Items from a data source
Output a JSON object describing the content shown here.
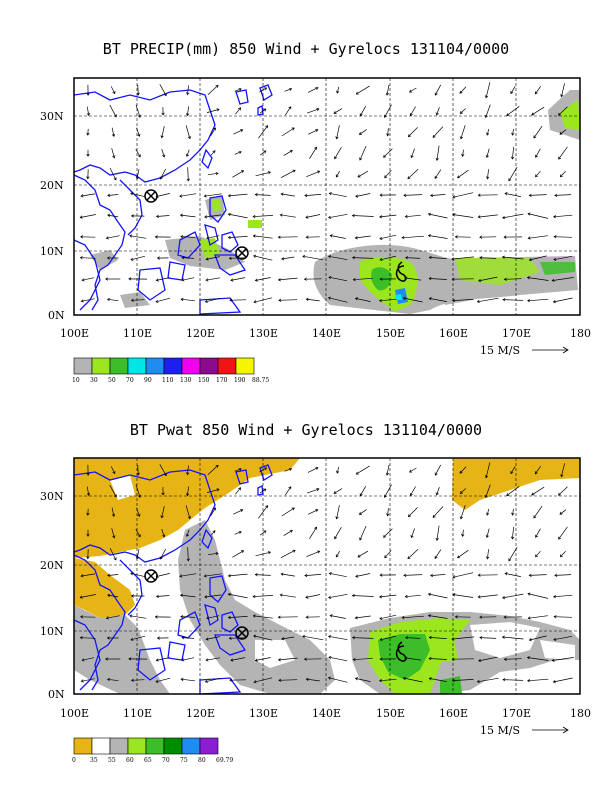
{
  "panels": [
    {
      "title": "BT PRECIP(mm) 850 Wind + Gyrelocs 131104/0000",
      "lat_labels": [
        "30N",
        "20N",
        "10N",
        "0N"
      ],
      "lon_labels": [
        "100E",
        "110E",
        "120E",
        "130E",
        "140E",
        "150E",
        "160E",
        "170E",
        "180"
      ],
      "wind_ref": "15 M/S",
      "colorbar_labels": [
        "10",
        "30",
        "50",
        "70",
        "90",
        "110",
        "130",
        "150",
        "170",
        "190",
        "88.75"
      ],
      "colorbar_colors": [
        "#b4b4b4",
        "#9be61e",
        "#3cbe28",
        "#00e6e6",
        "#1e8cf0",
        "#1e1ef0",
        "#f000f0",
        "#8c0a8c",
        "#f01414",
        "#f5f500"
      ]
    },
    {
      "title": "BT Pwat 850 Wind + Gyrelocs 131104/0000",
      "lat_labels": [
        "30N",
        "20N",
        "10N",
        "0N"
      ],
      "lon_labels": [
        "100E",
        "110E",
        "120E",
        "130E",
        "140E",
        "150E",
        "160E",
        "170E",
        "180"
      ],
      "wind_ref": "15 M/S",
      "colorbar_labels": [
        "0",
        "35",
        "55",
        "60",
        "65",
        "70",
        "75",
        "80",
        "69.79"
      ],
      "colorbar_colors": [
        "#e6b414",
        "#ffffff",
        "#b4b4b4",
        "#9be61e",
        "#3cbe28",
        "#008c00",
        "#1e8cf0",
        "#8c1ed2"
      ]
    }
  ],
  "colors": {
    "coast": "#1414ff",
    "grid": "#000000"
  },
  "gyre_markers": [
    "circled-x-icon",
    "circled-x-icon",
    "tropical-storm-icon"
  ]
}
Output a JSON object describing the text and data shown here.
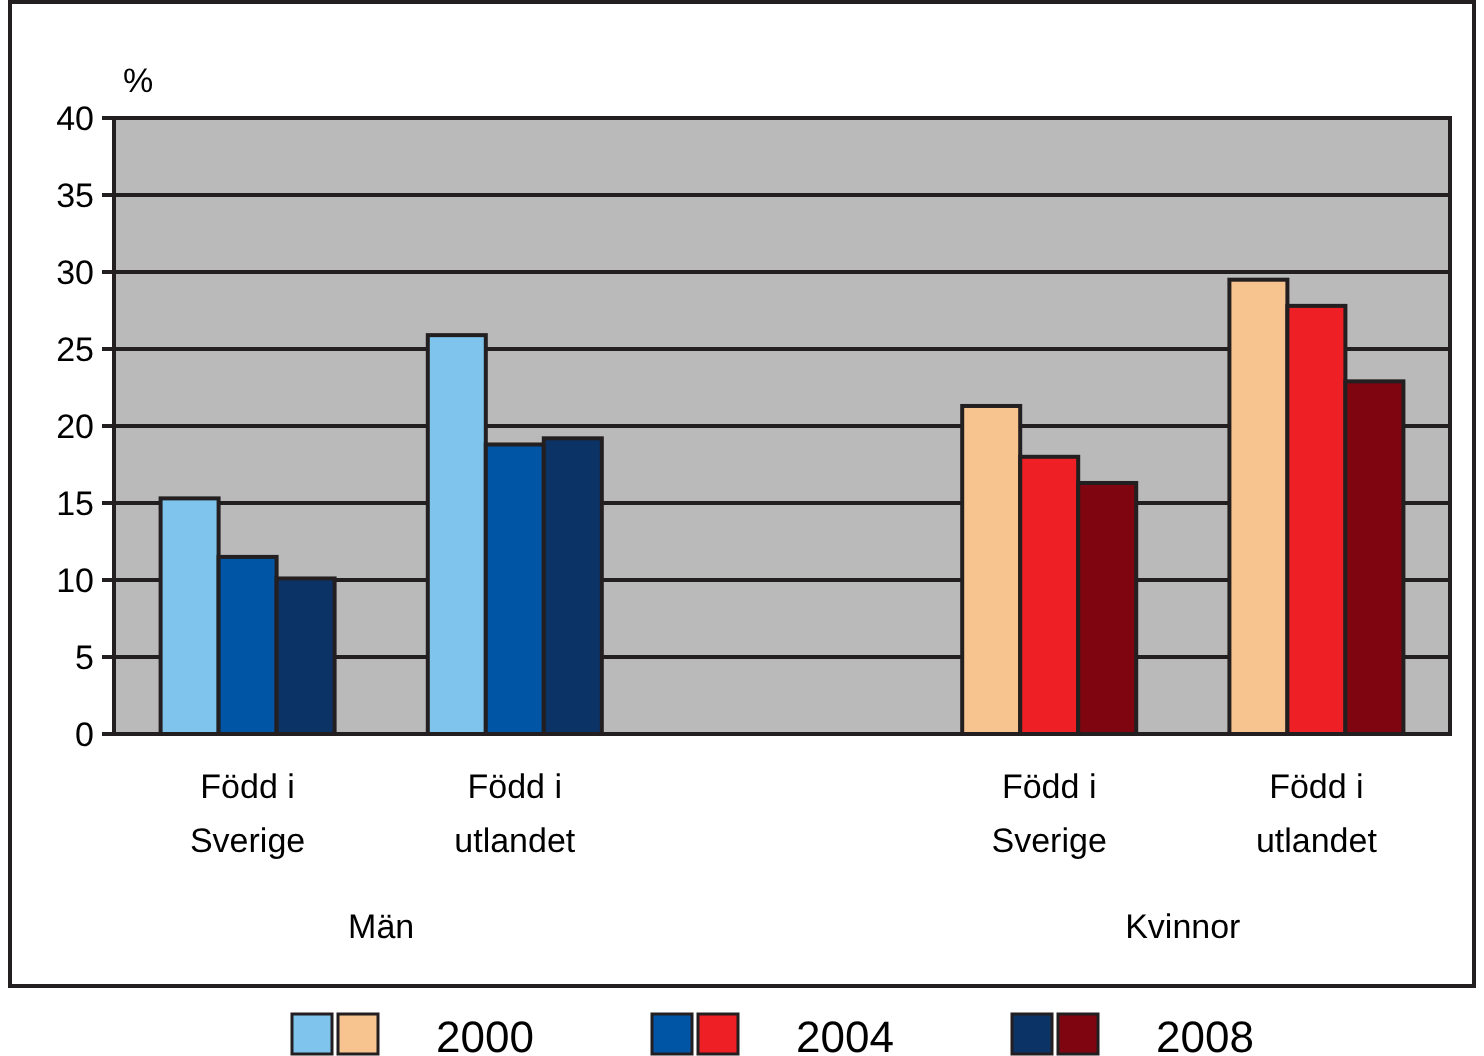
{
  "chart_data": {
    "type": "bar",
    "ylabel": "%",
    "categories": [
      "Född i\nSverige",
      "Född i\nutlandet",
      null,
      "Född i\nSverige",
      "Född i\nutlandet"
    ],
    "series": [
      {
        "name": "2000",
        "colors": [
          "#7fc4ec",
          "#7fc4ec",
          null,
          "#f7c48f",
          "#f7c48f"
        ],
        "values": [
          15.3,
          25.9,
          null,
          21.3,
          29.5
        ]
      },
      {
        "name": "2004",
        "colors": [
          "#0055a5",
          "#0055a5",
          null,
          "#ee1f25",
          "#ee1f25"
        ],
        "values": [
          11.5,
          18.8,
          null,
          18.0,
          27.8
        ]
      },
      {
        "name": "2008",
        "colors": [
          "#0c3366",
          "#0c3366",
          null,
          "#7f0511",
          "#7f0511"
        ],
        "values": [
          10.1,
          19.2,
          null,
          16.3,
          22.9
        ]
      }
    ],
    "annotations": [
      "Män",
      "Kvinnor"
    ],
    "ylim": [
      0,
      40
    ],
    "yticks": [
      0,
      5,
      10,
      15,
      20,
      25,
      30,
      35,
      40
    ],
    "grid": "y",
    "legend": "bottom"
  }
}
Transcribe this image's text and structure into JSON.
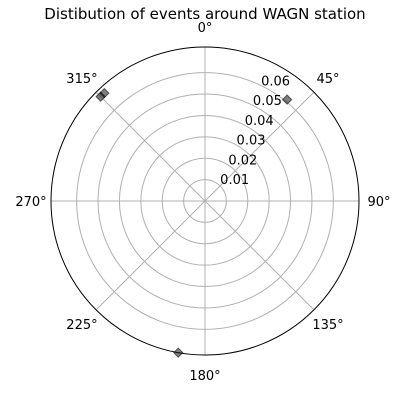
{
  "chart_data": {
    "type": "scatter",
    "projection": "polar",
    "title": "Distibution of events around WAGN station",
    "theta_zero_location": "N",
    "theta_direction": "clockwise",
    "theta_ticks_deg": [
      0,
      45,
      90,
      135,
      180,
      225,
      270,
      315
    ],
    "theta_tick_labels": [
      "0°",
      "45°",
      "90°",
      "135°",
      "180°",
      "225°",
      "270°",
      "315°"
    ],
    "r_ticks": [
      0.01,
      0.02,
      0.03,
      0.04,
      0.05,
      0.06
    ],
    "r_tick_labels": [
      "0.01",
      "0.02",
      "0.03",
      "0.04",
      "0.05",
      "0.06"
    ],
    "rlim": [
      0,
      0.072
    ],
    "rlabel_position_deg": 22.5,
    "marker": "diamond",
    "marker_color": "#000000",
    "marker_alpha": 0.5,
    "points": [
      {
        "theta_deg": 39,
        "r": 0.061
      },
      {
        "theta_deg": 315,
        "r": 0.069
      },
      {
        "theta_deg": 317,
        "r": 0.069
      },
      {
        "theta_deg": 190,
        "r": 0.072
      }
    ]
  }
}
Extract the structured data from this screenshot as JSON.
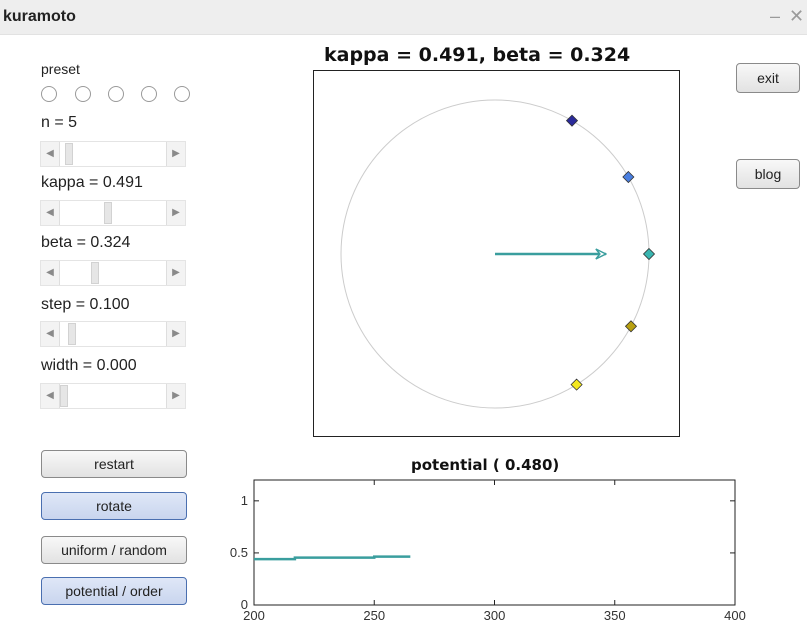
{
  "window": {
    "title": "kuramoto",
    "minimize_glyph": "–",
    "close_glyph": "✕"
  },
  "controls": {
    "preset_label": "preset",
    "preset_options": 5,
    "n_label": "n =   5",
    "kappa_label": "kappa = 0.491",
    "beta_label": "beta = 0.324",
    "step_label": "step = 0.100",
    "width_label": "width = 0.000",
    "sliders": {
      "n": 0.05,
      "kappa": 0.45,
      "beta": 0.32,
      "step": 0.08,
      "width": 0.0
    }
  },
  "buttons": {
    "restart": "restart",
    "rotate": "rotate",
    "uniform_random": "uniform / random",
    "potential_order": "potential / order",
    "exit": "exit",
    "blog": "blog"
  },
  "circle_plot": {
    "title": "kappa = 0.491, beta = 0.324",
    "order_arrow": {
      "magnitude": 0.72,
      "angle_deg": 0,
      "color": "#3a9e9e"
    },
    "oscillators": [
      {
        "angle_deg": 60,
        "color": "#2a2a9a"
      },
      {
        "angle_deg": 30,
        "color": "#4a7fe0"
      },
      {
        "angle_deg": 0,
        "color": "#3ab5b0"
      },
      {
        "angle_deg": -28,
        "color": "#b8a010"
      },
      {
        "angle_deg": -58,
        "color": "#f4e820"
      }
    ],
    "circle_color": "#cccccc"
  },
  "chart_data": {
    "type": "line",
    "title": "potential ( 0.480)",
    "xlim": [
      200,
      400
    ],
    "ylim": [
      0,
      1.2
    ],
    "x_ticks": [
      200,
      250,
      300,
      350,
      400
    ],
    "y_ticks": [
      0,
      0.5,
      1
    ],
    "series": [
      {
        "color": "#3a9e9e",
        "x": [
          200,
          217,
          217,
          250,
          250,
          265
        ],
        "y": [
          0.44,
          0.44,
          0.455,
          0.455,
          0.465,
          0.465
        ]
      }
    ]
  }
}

### Short exercise
In the records, locate each line holding the string "Output" and copy it.

### Solution for this problem
Output a JSON object describing the content shown here.
Output a JSON object describing the text and data shown here.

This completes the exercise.